■ PROBLEM DETAILS
Produce an exact copy of all the data below, dropping every image.

■ DATA SHOWN
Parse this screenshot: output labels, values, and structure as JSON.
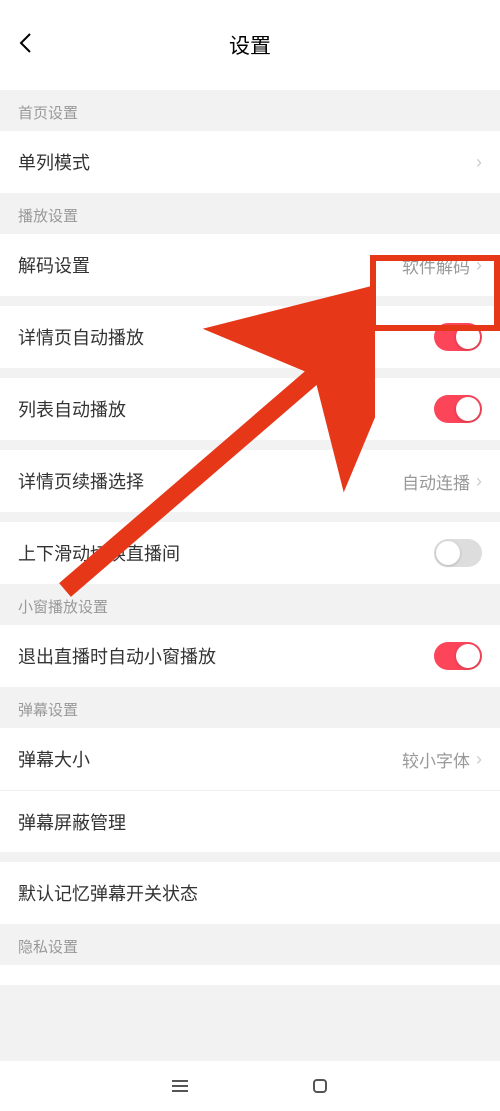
{
  "header": {
    "title": "设置"
  },
  "sections": {
    "home": {
      "title": "首页设置",
      "single_col": {
        "label": "单列模式"
      }
    },
    "play": {
      "title": "播放设置",
      "decode": {
        "label": "解码设置",
        "value": "软件解码"
      },
      "detail_autoplay": {
        "label": "详情页自动播放",
        "on": true
      },
      "list_autoplay": {
        "label": "列表自动播放",
        "on": true
      },
      "detail_continue": {
        "label": "详情页续播选择",
        "value": "自动连播"
      },
      "swipe_room": {
        "label": "上下滑动切换直播间",
        "on": false
      }
    },
    "pip": {
      "title": "小窗播放设置",
      "exit_pip": {
        "label": "退出直播时自动小窗播放",
        "on": true
      }
    },
    "danmu": {
      "title": "弹幕设置",
      "size": {
        "label": "弹幕大小",
        "value": "较小字体"
      },
      "filter": {
        "label": "弹幕屏蔽管理"
      },
      "remember": {
        "label": "默认记忆弹幕开关状态"
      }
    },
    "privacy": {
      "title": "隐私设置"
    }
  }
}
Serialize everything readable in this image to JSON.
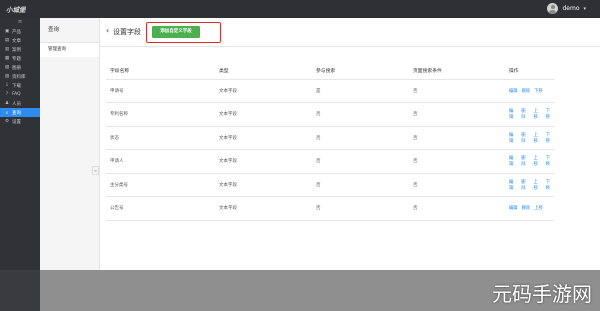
{
  "topbar": {
    "logo": "小城堡",
    "username": "demo",
    "caret": "▾"
  },
  "leftnav": {
    "toggle": "≡",
    "items": [
      {
        "icon": "▣",
        "label": "产品"
      },
      {
        "icon": "▤",
        "label": "文章"
      },
      {
        "icon": "▥",
        "label": "案例"
      },
      {
        "icon": "▦",
        "label": "专题"
      },
      {
        "icon": "▧",
        "label": "图册"
      },
      {
        "icon": "▨",
        "label": "资料库"
      },
      {
        "icon": "⇩",
        "label": "下载"
      },
      {
        "icon": "?",
        "label": "FAQ"
      },
      {
        "icon": "♟",
        "label": "人员"
      },
      {
        "icon": "⌕",
        "label": "查询"
      },
      {
        "icon": "⚙",
        "label": "设置"
      }
    ]
  },
  "subnav": {
    "title": "查询",
    "item": "管理查询",
    "collapse": "≡"
  },
  "page": {
    "back": "‹",
    "title": "设置字段",
    "add_button": "添加自定义字段"
  },
  "table": {
    "headers": [
      "字段名称",
      "类型",
      "参与搜索",
      "页面搜索条件",
      "操作"
    ],
    "rows": [
      {
        "name": "申请号",
        "type": "文本字段",
        "search": "是",
        "page": "否",
        "actions": [
          "编辑",
          "删除",
          "下移"
        ]
      },
      {
        "name": "专利名称",
        "type": "文本字段",
        "search": "否",
        "page": "否",
        "actions": [
          "编辑",
          "删除",
          "上移",
          "下移"
        ]
      },
      {
        "name": "状态",
        "type": "文本字段",
        "search": "否",
        "page": "否",
        "actions": [
          "编辑",
          "删除",
          "上移",
          "下移"
        ]
      },
      {
        "name": "申请人",
        "type": "文本字段",
        "search": "否",
        "page": "否",
        "actions": [
          "编辑",
          "删除",
          "上移",
          "下移"
        ]
      },
      {
        "name": "主分类号",
        "type": "文本字段",
        "search": "否",
        "page": "否",
        "actions": [
          "编辑",
          "删除",
          "上移",
          "下移"
        ]
      },
      {
        "name": "公告号",
        "type": "文本字段",
        "search": "否",
        "page": "否",
        "actions": [
          "编辑",
          "删除",
          "上移"
        ]
      }
    ]
  },
  "watermark": "元码手游网",
  "colors": {
    "active_nav": "#2d8cf0",
    "add_button": "#4caf50",
    "highlight_box": "#d9302c",
    "link": "#2d8cf0"
  }
}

■ RESPONSE
Parse this screenshot: output labels, values, and structure as JSON.
{
  "header": {
    "title": "设置"
  },
  "sections": {
    "home": {
      "title": "首页设置",
      "single_col": {
        "label": "单列模式"
      }
    },
    "play": {
      "title": "播放设置",
      "decode": {
        "label": "解码设置",
        "value": "软件解码"
      },
      "detail_autoplay": {
        "label": "详情页自动播放",
        "on": true
      },
      "list_autoplay": {
        "label": "列表自动播放",
        "on": true
      },
      "detail_continue": {
        "label": "详情页续播选择",
        "value": "自动连播"
      },
      "swipe_room": {
        "label": "上下滑动切换直播间",
        "on": false
      }
    },
    "pip": {
      "title": "小窗播放设置",
      "exit_pip": {
        "label": "退出直播时自动小窗播放",
        "on": true
      }
    },
    "danmu": {
      "title": "弹幕设置",
      "size": {
        "label": "弹幕大小",
        "value": "较小字体"
      },
      "filter": {
        "label": "弹幕屏蔽管理"
      },
      "remember": {
        "label": "默认记忆弹幕开关状态"
      }
    },
    "privacy": {
      "title": "隐私设置"
    }
  }
}
Serialize everything readable in this image to JSON.
{
  "topbar": {
    "logo": "小城堡",
    "username": "demo",
    "caret": "▾"
  },
  "leftnav": {
    "toggle": "≡",
    "items": [
      {
        "icon": "▣",
        "label": "产品"
      },
      {
        "icon": "▤",
        "label": "文章"
      },
      {
        "icon": "▥",
        "label": "案例"
      },
      {
        "icon": "▦",
        "label": "专题"
      },
      {
        "icon": "▧",
        "label": "图册"
      },
      {
        "icon": "▨",
        "label": "资料库"
      },
      {
        "icon": "⇩",
        "label": "下载"
      },
      {
        "icon": "?",
        "label": "FAQ"
      },
      {
        "icon": "♟",
        "label": "人员"
      },
      {
        "icon": "⌕",
        "label": "查询"
      },
      {
        "icon": "⚙",
        "label": "设置"
      }
    ]
  },
  "subnav": {
    "title": "查询",
    "item": "管理查询",
    "collapse": "≡"
  },
  "page": {
    "back": "‹",
    "title": "设置字段",
    "add_button": "添加自定义字段"
  },
  "table": {
    "headers": [
      "字段名称",
      "类型",
      "参与搜索",
      "页面搜索条件",
      "操作"
    ],
    "rows": [
      {
        "name": "申请号",
        "type": "文本字段",
        "search": "是",
        "page": "否",
        "actions": [
          "编辑",
          "删除",
          "下移"
        ]
      },
      {
        "name": "专利名称",
        "type": "文本字段",
        "search": "否",
        "page": "否",
        "actions": [
          "编辑",
          "删除",
          "上移",
          "下移"
        ]
      },
      {
        "name": "状态",
        "type": "文本字段",
        "search": "否",
        "page": "否",
        "actions": [
          "编辑",
          "删除",
          "上移",
          "下移"
        ]
      },
      {
        "name": "申请人",
        "type": "文本字段",
        "search": "否",
        "page": "否",
        "actions": [
          "编辑",
          "删除",
          "上移",
          "下移"
        ]
      },
      {
        "name": "主分类号",
        "type": "文本字段",
        "search": "否",
        "page": "否",
        "actions": [
          "编辑",
          "删除",
          "上移",
          "下移"
        ]
      },
      {
        "name": "公告号",
        "type": "文本字段",
        "search": "否",
        "page": "否",
        "actions": [
          "编辑",
          "删除",
          "上移"
        ]
      }
    ]
  },
  "watermark": "元码手游网",
  "colors": {
    "active_nav": "#2d8cf0",
    "add_button": "#4caf50",
    "highlight_box": "#d9302c",
    "link": "#2d8cf0"
  }
}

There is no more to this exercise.